▶ Directions for this task
Transcribe the lines below verbatim, skipping the images.

====== Exercise input

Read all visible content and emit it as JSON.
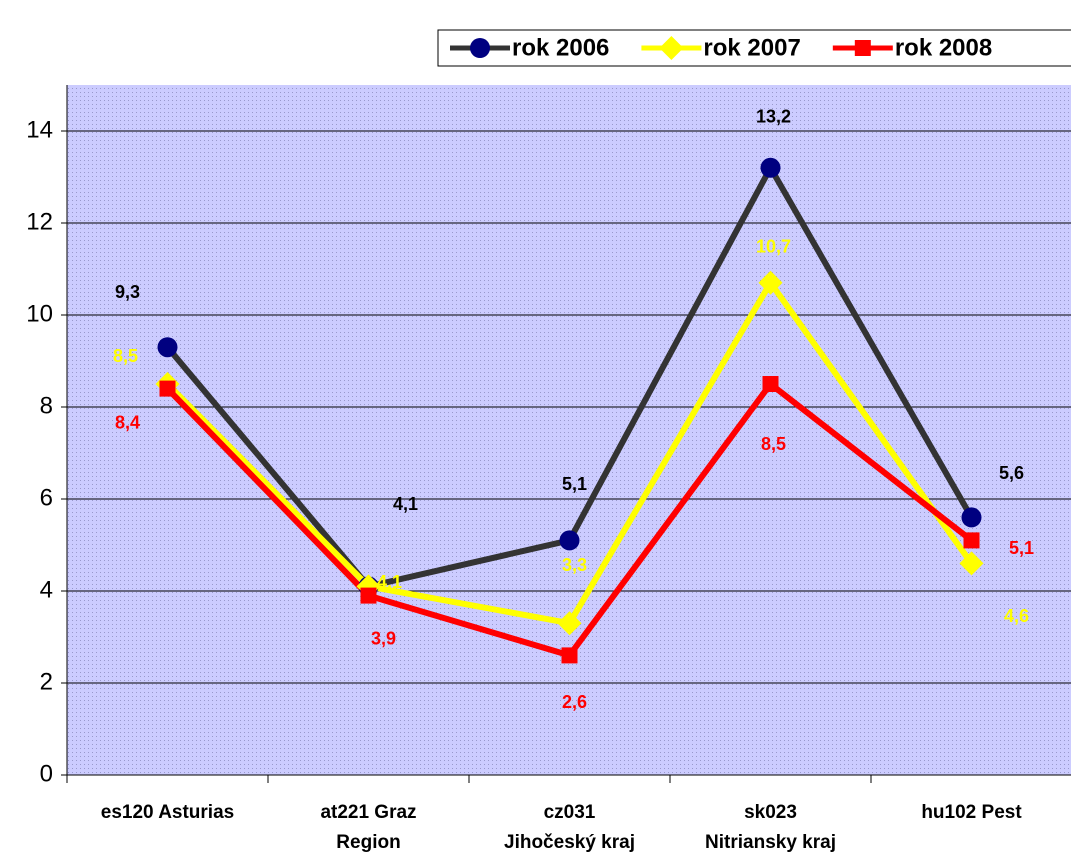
{
  "chart_data": {
    "type": "line",
    "categories": [
      "es120 Asturias",
      "at221 Graz\nRegion",
      "cz031\nJihočeský kraj",
      "sk023\nNitriansky kraj",
      "hu102 Pest"
    ],
    "series": [
      {
        "name": "rok 2006",
        "color": "#333333",
        "marker_color": "#000080",
        "marker": "circle",
        "values": [
          9.3,
          4.1,
          5.1,
          13.2,
          5.6
        ],
        "value_labels": [
          "9,3",
          "4,1",
          "5,1",
          "13,2",
          "5,6"
        ],
        "label_color": "#000000"
      },
      {
        "name": "rok 2007",
        "color": "#ffff00",
        "marker_color": "#ffff00",
        "marker": "diamond",
        "values": [
          8.5,
          4.1,
          3.3,
          10.7,
          4.6
        ],
        "value_labels": [
          "8,5",
          "4,1",
          "3,3",
          "10,7",
          "4,6"
        ],
        "label_color": "#ffff00"
      },
      {
        "name": "rok 2008",
        "color": "#ff0000",
        "marker_color": "#ff0000",
        "marker": "square",
        "values": [
          8.4,
          3.9,
          2.6,
          8.5,
          5.1
        ],
        "value_labels": [
          "8,4",
          "3,9",
          "2,6",
          "8,5",
          "5,1"
        ],
        "label_color": "#ff0000"
      }
    ],
    "ylim": [
      0,
      15
    ],
    "yticks": [
      0,
      2,
      4,
      6,
      8,
      10,
      12,
      14
    ],
    "grid": true,
    "plot_background": "#ccccff",
    "legend": "top-right"
  }
}
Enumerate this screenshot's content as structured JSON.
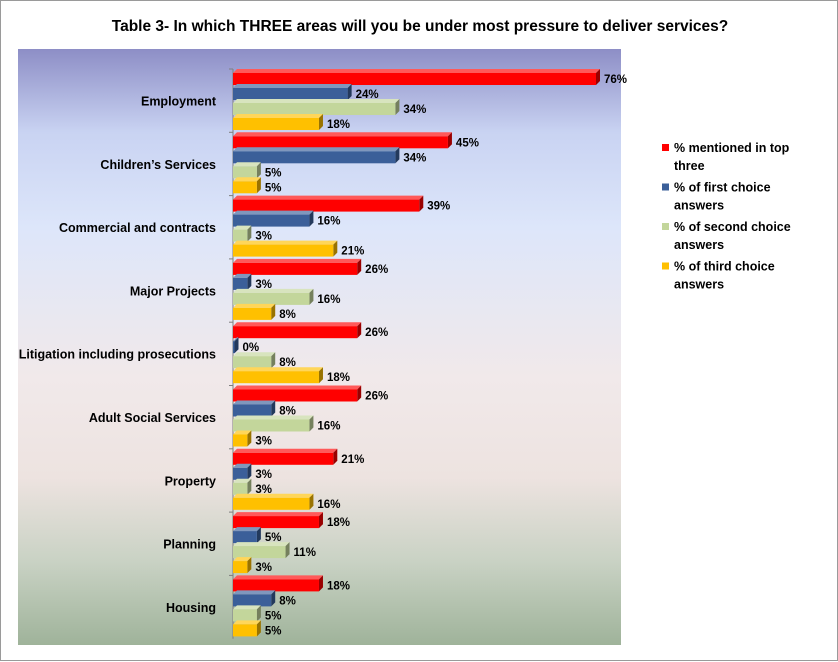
{
  "chart_data": {
    "type": "bar",
    "orientation": "horizontal",
    "title": "Table 3- In which THREE areas will you be under most pressure to deliver services?",
    "xlabel": "",
    "ylabel": "",
    "xlim": [
      0,
      100
    ],
    "grid": false,
    "legend_position": "right",
    "value_suffix": "%",
    "categories": [
      "Employment",
      "Children’s Services",
      "Commercial and contracts",
      "Major Projects",
      "Litigation including prosecutions",
      "Adult Social Services",
      "Property",
      "Planning",
      "Housing"
    ],
    "series": [
      {
        "name": "% mentioned in top three",
        "legend_lines": [
          "% mentioned in top",
          "three"
        ],
        "color": "#ff0000",
        "values": [
          76,
          45,
          39,
          26,
          26,
          26,
          21,
          18,
          18
        ]
      },
      {
        "name": "% of first choice answers",
        "legend_lines": [
          "% of first choice",
          "answers"
        ],
        "color": "#3b5f99",
        "values": [
          24,
          34,
          16,
          3,
          0,
          8,
          3,
          5,
          8
        ]
      },
      {
        "name": "% of second choice answers",
        "legend_lines": [
          "% of second choice",
          "answers"
        ],
        "color": "#c3d69b",
        "values": [
          34,
          5,
          3,
          16,
          8,
          16,
          3,
          11,
          5
        ]
      },
      {
        "name": "% of third choice answers",
        "legend_lines": [
          "% of third choice",
          "answers"
        ],
        "color": "#ffc000",
        "values": [
          18,
          5,
          21,
          8,
          18,
          3,
          16,
          3,
          5
        ]
      }
    ]
  }
}
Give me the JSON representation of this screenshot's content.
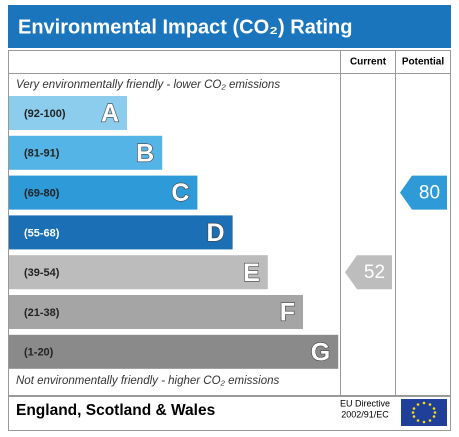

============

▶ Written solution
Read all visible content and emit it as JSON.
{
  "chart_data": {
    "type": "line",
    "categories": [
      "es120 Asturias",
      "at221 Graz\nRegion",
      "cz031\nJihočeský kraj",
      "sk023\nNitriansky kraj",
      "hu102 Pest"
    ],
    "series": [
      {
        "name": "rok 2006",
        "color": "#333333",
        "marker_color": "#000080",
        "marker": "circle",
        "values": [
          9.3,
          4.1,
          5.1,
          13.2,
          5.6
        ],
        "value_labels": [
          "9,3",
          "4,1",
          "5,1",
          "13,2",
          "5,6"
        ],
        "label_color": "#000000"
      },
      {
        "name": "rok 2007",
        "color": "#ffff00",
        "marker_color": "#ffff00",
        "marker": "diamond",
        "values": [
          8.5,
          4.1,
          3.3,
          10.7,
          4.6
        ],
        "value_labels": [
          "8,5",
          "4,1",
          "3,3",
          "10,7",
          "4,6"
        ],
        "label_color": "#ffff00"
      },
      {
        "name": "rok 2008",
        "color": "#ff0000",
        "marker_color": "#ff0000",
        "marker": "square",
        "values": [
          8.4,
          3.9,
          2.6,
          8.5,
          5.1
        ],
        "value_labels": [
          "8,4",
          "3,9",
          "2,6",
          "8,5",
          "5,1"
        ],
        "label_color": "#ff0000"
      }
    ],
    "ylim": [
      0,
      15
    ],
    "yticks": [
      0,
      2,
      4,
      6,
      8,
      10,
      12,
      14
    ],
    "grid": true,
    "plot_background": "#ccccff",
    "legend": "top-right"
  }
}
Enumerate this screenshot's content as structured JSON.
{
  "chart_data": {
    "type": "bar",
    "orientation": "horizontal",
    "title": "Table 3- In which THREE areas will you be under most pressure to deliver services?",
    "xlabel": "",
    "ylabel": "",
    "xlim": [
      0,
      100
    ],
    "grid": false,
    "legend_position": "right",
    "value_suffix": "%",
    "categories": [
      "Employment",
      "Children’s Services",
      "Commercial and contracts",
      "Major Projects",
      "Litigation including prosecutions",
      "Adult Social Services",
      "Property",
      "Planning",
      "Housing"
    ],
    "series": [
      {
        "name": "% mentioned in top three",
        "legend_lines": [
          "% mentioned in top",
          "three"
        ],
        "color": "#ff0000",
        "values": [
          76,
          45,
          39,
          26,
          26,
          26,
          21,
          18,
          18
        ]
      },
      {
        "name": "% of first choice answers",
        "legend_lines": [
          "% of first choice",
          "answers"
        ],
        "color": "#3b5f99",
        "values": [
          24,
          34,
          16,
          3,
          0,
          8,
          3,
          5,
          8
        ]
      },
      {
        "name": "% of second choice answers",
        "legend_lines": [
          "% of second choice",
          "answers"
        ],
        "color": "#c3d69b",
        "values": [
          34,
          5,
          3,
          16,
          8,
          16,
          3,
          11,
          5
        ]
      },
      {
        "name": "% of third choice answers",
        "legend_lines": [
          "% of third choice",
          "answers"
        ],
        "color": "#ffc000",
        "values": [
          18,
          5,
          21,
          8,
          18,
          3,
          16,
          3,
          5
        ]
      }
    ]
  }
}
Give me the JSON representation of this screenshot's content.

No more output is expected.